Problem to work on
Return the records that follow, matching each one exactly.

Figure data in JSON
--- Begin ---

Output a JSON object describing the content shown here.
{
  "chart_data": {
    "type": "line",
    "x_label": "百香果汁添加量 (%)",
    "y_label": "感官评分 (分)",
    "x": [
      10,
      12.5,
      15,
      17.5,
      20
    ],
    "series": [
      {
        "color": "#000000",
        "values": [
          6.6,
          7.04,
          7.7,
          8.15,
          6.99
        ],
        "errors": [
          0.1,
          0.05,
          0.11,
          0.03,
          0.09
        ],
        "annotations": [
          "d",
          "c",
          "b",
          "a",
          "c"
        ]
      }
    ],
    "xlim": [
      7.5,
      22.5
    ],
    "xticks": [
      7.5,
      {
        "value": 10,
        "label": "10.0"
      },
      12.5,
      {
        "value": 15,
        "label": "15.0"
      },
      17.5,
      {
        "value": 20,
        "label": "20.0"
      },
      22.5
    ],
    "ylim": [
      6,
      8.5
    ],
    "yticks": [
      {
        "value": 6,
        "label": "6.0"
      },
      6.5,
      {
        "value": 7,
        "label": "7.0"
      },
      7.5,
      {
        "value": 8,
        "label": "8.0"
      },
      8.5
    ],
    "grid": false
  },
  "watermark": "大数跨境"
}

--- End ---

Result of this exercise
Output a JSON object describing the content shown here.
{
  "chart_data": {
    "type": "line",
    "x_label": "百香果汁添加量 (%)",
    "y_label": "感官评分 (分)",
    "x": [
      10,
      12.5,
      15,
      17.5,
      20
    ],
    "series": [
      {
        "color": "#000000",
        "values": [
          6.6,
          7.04,
          7.7,
          8.15,
          6.99
        ],
        "errors": [
          0.1,
          0.05,
          0.11,
          0.03,
          0.09
        ],
        "annotations": [
          "d",
          "c",
          "b",
          "a",
          "c"
        ]
      }
    ],
    "xlim": [
      7.5,
      22.5
    ],
    "xticks": [
      7.5,
      {
        "value": 10,
        "label": "10.0"
      },
      12.5,
      {
        "value": 15,
        "label": "15.0"
      },
      17.5,
      {
        "value": 20,
        "label": "20.0"
      },
      22.5
    ],
    "ylim": [
      6,
      8.5
    ],
    "yticks": [
      {
        "value": 6,
        "label": "6.0"
      },
      6.5,
      {
        "value": 7,
        "label": "7.0"
      },
      7.5,
      {
        "value": 8,
        "label": "8.0"
      },
      8.5
    ],
    "grid": false
  },
  "watermark": "大数跨境"
}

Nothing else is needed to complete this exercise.